[Dataset excerpt]
'''
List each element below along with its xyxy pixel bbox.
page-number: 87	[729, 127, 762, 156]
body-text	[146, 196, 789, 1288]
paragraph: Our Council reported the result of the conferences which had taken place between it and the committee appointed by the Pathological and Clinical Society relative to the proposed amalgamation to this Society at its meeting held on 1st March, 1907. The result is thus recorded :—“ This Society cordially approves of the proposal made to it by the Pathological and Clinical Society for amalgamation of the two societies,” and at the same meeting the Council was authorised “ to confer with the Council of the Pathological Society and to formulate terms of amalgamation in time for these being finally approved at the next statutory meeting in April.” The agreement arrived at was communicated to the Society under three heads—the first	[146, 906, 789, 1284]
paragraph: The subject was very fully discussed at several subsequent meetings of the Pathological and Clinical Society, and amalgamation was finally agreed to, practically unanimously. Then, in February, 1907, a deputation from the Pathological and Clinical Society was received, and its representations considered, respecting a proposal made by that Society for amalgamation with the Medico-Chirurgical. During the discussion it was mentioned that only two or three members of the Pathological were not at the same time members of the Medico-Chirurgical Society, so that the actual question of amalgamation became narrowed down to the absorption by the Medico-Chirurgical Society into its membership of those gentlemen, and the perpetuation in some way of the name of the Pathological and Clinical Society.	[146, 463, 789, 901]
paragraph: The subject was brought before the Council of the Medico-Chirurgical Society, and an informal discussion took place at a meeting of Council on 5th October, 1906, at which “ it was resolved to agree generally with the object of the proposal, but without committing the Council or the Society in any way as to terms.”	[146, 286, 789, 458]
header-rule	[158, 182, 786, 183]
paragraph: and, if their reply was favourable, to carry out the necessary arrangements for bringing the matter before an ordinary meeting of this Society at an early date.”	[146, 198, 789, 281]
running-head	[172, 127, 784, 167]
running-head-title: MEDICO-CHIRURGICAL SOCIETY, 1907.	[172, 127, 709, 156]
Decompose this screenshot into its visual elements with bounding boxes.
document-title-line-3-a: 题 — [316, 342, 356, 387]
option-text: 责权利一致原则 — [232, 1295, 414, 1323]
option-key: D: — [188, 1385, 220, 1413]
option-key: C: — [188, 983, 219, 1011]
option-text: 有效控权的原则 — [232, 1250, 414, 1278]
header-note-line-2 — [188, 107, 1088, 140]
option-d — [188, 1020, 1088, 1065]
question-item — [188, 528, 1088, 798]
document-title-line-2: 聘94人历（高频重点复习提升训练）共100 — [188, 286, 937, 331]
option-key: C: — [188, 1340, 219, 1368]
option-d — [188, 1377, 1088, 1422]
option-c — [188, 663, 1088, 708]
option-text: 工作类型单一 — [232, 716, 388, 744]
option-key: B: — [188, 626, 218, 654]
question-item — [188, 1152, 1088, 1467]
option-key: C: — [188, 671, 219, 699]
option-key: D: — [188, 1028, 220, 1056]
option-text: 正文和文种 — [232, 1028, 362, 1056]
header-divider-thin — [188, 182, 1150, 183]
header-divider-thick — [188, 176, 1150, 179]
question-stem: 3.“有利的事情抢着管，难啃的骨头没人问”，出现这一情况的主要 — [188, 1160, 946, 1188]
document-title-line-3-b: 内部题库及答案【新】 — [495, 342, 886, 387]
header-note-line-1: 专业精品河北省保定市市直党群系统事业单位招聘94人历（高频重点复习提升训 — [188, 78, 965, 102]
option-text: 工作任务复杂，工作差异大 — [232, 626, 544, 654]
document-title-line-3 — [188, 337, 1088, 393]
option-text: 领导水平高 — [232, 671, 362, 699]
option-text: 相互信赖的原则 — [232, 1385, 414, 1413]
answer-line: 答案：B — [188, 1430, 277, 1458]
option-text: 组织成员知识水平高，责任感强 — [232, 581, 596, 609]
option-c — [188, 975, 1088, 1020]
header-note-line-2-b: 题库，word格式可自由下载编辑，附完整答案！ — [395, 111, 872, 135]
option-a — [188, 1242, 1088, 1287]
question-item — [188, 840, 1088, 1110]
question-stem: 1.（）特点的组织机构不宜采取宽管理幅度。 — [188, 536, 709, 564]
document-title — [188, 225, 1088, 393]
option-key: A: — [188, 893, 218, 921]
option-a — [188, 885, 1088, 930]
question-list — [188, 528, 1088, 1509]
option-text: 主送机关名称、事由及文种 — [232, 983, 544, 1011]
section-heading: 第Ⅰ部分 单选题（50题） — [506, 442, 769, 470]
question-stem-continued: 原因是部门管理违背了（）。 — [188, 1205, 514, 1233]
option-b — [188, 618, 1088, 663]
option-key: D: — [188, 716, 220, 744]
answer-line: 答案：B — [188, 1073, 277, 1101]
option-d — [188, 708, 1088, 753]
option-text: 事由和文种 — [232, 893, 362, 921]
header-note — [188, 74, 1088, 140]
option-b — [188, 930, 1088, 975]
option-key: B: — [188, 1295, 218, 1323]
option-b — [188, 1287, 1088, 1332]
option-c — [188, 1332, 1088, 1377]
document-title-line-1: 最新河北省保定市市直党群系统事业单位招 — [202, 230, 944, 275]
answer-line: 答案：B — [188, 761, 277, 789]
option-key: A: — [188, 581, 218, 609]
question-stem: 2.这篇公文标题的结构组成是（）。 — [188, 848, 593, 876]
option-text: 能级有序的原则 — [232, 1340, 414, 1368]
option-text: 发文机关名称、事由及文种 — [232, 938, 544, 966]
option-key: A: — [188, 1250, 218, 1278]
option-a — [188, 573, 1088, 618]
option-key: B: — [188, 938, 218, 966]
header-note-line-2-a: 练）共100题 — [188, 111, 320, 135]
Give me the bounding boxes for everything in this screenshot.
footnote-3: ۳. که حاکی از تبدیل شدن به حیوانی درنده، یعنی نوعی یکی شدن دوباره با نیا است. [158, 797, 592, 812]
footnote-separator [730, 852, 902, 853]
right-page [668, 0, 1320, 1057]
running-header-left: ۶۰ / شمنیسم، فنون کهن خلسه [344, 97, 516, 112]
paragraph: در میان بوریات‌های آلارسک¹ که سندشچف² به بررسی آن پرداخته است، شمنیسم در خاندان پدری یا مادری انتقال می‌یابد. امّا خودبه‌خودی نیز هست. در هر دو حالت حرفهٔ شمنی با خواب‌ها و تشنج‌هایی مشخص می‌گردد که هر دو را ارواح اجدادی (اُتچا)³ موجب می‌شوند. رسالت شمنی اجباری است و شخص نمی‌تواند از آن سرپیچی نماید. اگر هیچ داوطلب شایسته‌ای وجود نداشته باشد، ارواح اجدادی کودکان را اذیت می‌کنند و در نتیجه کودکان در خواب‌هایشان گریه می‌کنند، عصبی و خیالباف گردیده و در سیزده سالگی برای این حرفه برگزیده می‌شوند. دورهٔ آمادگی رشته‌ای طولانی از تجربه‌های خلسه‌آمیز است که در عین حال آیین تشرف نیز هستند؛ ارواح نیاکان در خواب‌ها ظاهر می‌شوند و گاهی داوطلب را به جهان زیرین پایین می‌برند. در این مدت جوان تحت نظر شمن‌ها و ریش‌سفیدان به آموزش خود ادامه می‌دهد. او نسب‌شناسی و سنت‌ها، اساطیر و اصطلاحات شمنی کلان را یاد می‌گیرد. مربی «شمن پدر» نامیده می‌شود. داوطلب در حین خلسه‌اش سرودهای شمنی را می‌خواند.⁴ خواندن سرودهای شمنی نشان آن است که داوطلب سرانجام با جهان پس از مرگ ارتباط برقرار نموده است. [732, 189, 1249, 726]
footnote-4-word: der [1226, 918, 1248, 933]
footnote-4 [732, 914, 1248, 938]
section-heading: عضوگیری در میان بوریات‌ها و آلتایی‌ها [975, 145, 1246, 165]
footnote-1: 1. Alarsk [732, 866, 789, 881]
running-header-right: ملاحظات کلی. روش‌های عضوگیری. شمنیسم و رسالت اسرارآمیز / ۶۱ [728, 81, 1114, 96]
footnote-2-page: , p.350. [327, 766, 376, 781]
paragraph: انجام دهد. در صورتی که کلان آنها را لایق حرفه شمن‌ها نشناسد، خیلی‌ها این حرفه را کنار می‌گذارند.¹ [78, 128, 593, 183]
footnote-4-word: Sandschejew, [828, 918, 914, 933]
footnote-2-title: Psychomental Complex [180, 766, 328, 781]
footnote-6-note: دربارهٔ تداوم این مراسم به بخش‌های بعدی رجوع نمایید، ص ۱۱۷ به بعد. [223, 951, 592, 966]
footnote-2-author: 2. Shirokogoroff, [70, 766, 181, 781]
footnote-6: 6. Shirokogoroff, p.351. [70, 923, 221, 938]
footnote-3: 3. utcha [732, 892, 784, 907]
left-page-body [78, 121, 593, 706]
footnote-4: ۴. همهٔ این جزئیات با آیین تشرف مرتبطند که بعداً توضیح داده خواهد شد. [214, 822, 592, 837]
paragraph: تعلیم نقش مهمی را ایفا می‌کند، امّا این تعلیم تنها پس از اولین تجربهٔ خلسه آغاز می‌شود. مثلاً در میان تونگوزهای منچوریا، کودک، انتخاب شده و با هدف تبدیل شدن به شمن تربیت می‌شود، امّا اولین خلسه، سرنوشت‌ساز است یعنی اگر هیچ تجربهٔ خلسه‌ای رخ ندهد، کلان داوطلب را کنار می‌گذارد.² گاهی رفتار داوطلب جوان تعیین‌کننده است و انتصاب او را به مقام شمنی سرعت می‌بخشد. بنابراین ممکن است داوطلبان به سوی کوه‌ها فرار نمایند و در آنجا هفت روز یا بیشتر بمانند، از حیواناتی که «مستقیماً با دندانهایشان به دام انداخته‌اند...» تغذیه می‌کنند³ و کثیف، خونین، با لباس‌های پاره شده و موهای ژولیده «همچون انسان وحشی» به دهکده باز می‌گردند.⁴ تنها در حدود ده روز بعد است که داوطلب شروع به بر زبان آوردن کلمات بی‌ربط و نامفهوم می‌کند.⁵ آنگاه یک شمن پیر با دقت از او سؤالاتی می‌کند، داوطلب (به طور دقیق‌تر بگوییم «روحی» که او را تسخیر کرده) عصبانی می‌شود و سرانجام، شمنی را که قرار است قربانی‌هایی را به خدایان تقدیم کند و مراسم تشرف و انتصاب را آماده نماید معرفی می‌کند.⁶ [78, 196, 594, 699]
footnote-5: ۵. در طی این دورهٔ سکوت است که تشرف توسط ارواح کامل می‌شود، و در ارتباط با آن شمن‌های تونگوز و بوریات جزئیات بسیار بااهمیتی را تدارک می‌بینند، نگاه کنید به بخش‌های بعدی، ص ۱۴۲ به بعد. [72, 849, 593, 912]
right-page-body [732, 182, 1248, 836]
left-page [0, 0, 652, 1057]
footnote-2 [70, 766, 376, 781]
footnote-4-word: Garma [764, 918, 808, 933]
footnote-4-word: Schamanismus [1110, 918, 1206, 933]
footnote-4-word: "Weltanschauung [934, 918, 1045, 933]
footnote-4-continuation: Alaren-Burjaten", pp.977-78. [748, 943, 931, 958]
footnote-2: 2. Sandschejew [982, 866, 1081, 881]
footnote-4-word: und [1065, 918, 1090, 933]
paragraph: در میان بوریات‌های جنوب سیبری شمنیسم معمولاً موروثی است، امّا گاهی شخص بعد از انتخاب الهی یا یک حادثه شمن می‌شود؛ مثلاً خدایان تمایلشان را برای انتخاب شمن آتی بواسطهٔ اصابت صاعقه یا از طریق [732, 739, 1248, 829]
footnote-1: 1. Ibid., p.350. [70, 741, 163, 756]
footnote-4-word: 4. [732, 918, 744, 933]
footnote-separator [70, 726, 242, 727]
'''
Reproduce the lines of the records above word for word, starting at the very first line and stopping after the line that contains "196, 789, 1288]".

### Full solution
List each element below along with its xyxy pixel bbox.
page-number: 87	[729, 127, 762, 156]
body-text	[146, 196, 789, 1288]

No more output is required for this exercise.